Written task – Reproduce the listing below line for line, with no changes.

Extracted data –
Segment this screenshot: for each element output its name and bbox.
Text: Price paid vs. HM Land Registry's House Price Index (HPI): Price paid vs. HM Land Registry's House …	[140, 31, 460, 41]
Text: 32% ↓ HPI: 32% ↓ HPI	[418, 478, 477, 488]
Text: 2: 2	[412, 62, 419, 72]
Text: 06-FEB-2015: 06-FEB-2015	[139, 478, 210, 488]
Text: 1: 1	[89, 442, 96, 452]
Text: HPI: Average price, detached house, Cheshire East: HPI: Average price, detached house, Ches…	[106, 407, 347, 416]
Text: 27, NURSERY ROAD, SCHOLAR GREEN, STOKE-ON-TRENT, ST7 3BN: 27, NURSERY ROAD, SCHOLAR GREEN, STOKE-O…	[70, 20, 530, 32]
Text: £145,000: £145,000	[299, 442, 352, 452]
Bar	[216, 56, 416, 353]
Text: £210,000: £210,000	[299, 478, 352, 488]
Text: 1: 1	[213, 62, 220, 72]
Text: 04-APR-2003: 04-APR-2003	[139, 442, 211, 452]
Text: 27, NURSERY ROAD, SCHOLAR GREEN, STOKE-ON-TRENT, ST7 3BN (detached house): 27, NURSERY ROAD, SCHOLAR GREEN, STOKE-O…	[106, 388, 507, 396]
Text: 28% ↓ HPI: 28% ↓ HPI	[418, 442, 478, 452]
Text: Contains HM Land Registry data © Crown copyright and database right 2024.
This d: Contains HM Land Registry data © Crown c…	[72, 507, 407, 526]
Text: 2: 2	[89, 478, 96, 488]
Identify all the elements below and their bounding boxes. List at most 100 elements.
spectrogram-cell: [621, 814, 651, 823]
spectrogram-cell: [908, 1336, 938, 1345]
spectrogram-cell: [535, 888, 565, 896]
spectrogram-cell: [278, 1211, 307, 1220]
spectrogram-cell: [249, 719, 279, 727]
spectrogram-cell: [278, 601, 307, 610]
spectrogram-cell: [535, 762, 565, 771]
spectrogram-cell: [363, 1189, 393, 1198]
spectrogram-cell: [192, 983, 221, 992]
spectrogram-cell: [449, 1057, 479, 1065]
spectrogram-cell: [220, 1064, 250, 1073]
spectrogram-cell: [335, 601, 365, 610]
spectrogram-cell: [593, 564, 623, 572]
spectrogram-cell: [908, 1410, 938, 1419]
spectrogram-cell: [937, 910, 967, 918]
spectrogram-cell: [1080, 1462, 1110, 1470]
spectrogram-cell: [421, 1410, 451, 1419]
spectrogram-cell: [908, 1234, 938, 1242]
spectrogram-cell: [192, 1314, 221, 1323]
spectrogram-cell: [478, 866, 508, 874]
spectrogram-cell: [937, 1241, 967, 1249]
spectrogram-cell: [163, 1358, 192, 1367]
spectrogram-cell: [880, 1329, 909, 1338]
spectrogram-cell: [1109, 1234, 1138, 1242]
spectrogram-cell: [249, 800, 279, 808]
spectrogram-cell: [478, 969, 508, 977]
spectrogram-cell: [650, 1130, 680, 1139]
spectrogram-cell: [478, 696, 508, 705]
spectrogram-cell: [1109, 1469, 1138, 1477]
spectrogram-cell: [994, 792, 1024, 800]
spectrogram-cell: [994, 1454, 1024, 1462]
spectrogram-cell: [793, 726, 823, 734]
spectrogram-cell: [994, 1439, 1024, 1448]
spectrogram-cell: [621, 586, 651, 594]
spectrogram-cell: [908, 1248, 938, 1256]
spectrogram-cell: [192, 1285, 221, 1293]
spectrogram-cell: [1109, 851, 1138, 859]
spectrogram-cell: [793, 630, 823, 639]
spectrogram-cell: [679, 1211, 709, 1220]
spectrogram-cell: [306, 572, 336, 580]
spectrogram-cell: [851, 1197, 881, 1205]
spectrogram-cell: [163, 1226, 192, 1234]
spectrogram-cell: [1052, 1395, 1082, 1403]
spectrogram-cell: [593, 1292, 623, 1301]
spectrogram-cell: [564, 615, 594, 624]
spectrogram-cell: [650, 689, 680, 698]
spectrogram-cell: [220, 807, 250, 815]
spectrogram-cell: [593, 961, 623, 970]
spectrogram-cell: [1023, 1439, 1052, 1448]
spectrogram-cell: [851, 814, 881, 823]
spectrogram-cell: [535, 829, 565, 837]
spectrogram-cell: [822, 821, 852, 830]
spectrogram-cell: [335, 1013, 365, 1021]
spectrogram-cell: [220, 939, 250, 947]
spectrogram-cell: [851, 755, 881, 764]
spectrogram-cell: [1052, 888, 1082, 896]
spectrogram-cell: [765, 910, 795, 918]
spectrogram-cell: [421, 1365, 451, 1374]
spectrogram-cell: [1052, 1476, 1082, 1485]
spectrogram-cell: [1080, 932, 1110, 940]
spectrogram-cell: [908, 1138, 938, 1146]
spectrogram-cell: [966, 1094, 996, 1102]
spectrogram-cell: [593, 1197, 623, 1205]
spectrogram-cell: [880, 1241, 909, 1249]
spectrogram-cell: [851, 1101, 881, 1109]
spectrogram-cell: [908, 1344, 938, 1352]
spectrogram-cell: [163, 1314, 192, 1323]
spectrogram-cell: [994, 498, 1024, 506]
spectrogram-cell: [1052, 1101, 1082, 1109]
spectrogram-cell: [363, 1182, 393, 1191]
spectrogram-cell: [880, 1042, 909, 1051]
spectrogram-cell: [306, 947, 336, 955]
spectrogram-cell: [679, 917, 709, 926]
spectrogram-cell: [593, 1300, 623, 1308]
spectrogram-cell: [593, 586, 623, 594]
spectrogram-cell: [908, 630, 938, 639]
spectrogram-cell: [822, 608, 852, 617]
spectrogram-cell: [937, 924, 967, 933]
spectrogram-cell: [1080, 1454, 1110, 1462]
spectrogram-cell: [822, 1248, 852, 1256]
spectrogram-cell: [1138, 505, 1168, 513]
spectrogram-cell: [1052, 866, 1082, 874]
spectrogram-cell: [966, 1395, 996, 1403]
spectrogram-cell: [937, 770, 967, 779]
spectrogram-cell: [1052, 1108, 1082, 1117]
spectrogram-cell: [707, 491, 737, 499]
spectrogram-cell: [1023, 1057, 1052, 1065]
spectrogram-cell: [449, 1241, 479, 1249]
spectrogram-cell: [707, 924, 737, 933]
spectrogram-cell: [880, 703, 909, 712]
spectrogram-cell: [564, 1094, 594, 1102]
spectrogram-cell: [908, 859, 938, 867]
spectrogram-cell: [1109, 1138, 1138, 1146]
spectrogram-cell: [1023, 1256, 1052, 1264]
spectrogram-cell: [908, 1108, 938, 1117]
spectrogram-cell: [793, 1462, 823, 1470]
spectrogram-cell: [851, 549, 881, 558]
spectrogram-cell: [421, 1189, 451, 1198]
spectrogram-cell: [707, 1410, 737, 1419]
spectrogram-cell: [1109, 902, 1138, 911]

Output of the exercise –
Segment this screenshot: for each element output its name and bbox.
Text: Price paid vs. HM Land Registry's House Price Index (HPI): Price paid vs. HM Land Registry's House …	[140, 31, 460, 41]
Text: 32% ↓ HPI: 32% ↓ HPI	[418, 478, 477, 488]
Text: 2: 2	[412, 62, 419, 72]
Text: 06-FEB-2015: 06-FEB-2015	[139, 478, 210, 488]
Text: 1: 1	[89, 442, 96, 452]
Text: HPI: Average price, detached house, Cheshire East: HPI: Average price, detached house, Ches…	[106, 407, 347, 416]
Text: 27, NURSERY ROAD, SCHOLAR GREEN, STOKE-ON-TRENT, ST7 3BN: 27, NURSERY ROAD, SCHOLAR GREEN, STOKE-O…	[70, 20, 530, 32]
Text: £145,000: £145,000	[299, 442, 352, 452]
Bar	[216, 56, 416, 353]
Text: £210,000: £210,000	[299, 478, 352, 488]
Text: 1: 1	[213, 62, 220, 72]
Text: 04-APR-2003: 04-APR-2003	[139, 442, 211, 452]
Text: 27, NURSERY ROAD, SCHOLAR GREEN, STOKE-ON-TRENT, ST7 3BN (detached house): 27, NURSERY ROAD, SCHOLAR GREEN, STOKE-O…	[106, 388, 507, 396]
Text: 28% ↓ HPI: 28% ↓ HPI	[418, 442, 478, 452]
Text: Contains HM Land Registry data © Crown copyright and database right 2024.
This d: Contains HM Land Registry data © Crown c…	[72, 507, 407, 526]
Text: 2: 2	[89, 478, 96, 488]
Identify all the elements below and their bounding boxes. List at most 100 elements.
spectrogram-cell: [621, 814, 651, 823]
spectrogram-cell: [908, 1336, 938, 1345]
spectrogram-cell: [535, 888, 565, 896]
spectrogram-cell: [278, 1211, 307, 1220]
spectrogram-cell: [249, 719, 279, 727]
spectrogram-cell: [278, 601, 307, 610]
spectrogram-cell: [535, 762, 565, 771]
spectrogram-cell: [363, 1189, 393, 1198]
spectrogram-cell: [192, 983, 221, 992]
spectrogram-cell: [449, 1057, 479, 1065]
spectrogram-cell: [220, 1064, 250, 1073]
spectrogram-cell: [335, 601, 365, 610]
spectrogram-cell: [593, 564, 623, 572]
spectrogram-cell: [908, 1410, 938, 1419]
spectrogram-cell: [937, 910, 967, 918]
spectrogram-cell: [1080, 1462, 1110, 1470]
spectrogram-cell: [421, 1410, 451, 1419]
spectrogram-cell: [908, 1234, 938, 1242]
spectrogram-cell: [192, 1314, 221, 1323]
spectrogram-cell: [478, 866, 508, 874]
spectrogram-cell: [937, 1241, 967, 1249]
spectrogram-cell: [163, 1358, 192, 1367]
spectrogram-cell: [880, 1329, 909, 1338]
spectrogram-cell: [1109, 1234, 1138, 1242]
spectrogram-cell: [249, 800, 279, 808]
spectrogram-cell: [478, 969, 508, 977]
spectrogram-cell: [650, 1130, 680, 1139]
spectrogram-cell: [478, 696, 508, 705]
spectrogram-cell: [1109, 1469, 1138, 1477]
spectrogram-cell: [994, 792, 1024, 800]
spectrogram-cell: [994, 1454, 1024, 1462]
spectrogram-cell: [793, 726, 823, 734]
spectrogram-cell: [994, 1439, 1024, 1448]
spectrogram-cell: [621, 586, 651, 594]
spectrogram-cell: [908, 1248, 938, 1256]
spectrogram-cell: [192, 1285, 221, 1293]
spectrogram-cell: [1109, 851, 1138, 859]
spectrogram-cell: [793, 630, 823, 639]
spectrogram-cell: [679, 1211, 709, 1220]
spectrogram-cell: [306, 572, 336, 580]
spectrogram-cell: [851, 1197, 881, 1205]
spectrogram-cell: [163, 1226, 192, 1234]
spectrogram-cell: [1052, 1395, 1082, 1403]
spectrogram-cell: [593, 1292, 623, 1301]
spectrogram-cell: [564, 615, 594, 624]
spectrogram-cell: [650, 689, 680, 698]
spectrogram-cell: [220, 807, 250, 815]
spectrogram-cell: [593, 961, 623, 970]
spectrogram-cell: [1023, 1439, 1052, 1448]
spectrogram-cell: [851, 814, 881, 823]
spectrogram-cell: [535, 829, 565, 837]
spectrogram-cell: [822, 821, 852, 830]
spectrogram-cell: [335, 1013, 365, 1021]
spectrogram-cell: [220, 939, 250, 947]
spectrogram-cell: [851, 755, 881, 764]
spectrogram-cell: [1052, 888, 1082, 896]
spectrogram-cell: [765, 910, 795, 918]
spectrogram-cell: [421, 1365, 451, 1374]
spectrogram-cell: [1052, 1476, 1082, 1485]
spectrogram-cell: [1080, 932, 1110, 940]
spectrogram-cell: [908, 1138, 938, 1146]
spectrogram-cell: [966, 1094, 996, 1102]
spectrogram-cell: [593, 1197, 623, 1205]
spectrogram-cell: [880, 1241, 909, 1249]
spectrogram-cell: [851, 1101, 881, 1109]
spectrogram-cell: [908, 1344, 938, 1352]
spectrogram-cell: [163, 1314, 192, 1323]
spectrogram-cell: [994, 498, 1024, 506]
spectrogram-cell: [1052, 1101, 1082, 1109]
spectrogram-cell: [363, 1182, 393, 1191]
spectrogram-cell: [880, 1042, 909, 1051]
spectrogram-cell: [306, 947, 336, 955]
spectrogram-cell: [679, 917, 709, 926]
spectrogram-cell: [593, 1300, 623, 1308]
spectrogram-cell: [593, 586, 623, 594]
spectrogram-cell: [908, 630, 938, 639]
spectrogram-cell: [822, 608, 852, 617]
spectrogram-cell: [937, 924, 967, 933]
spectrogram-cell: [1080, 1454, 1110, 1462]
spectrogram-cell: [822, 1248, 852, 1256]
spectrogram-cell: [1138, 505, 1168, 513]
spectrogram-cell: [1052, 866, 1082, 874]
spectrogram-cell: [966, 1395, 996, 1403]
spectrogram-cell: [937, 770, 967, 779]
spectrogram-cell: [1052, 1108, 1082, 1117]
spectrogram-cell: [707, 491, 737, 499]
spectrogram-cell: [1023, 1057, 1052, 1065]
spectrogram-cell: [449, 1241, 479, 1249]
spectrogram-cell: [707, 924, 737, 933]
spectrogram-cell: [880, 703, 909, 712]
spectrogram-cell: [564, 1094, 594, 1102]
spectrogram-cell: [908, 859, 938, 867]
spectrogram-cell: [1109, 1138, 1138, 1146]
spectrogram-cell: [1023, 1256, 1052, 1264]
spectrogram-cell: [908, 1108, 938, 1117]
spectrogram-cell: [793, 1462, 823, 1470]
spectrogram-cell: [851, 549, 881, 558]
spectrogram-cell: [421, 1189, 451, 1198]
spectrogram-cell: [707, 1410, 737, 1419]
spectrogram-cell: [1109, 902, 1138, 911]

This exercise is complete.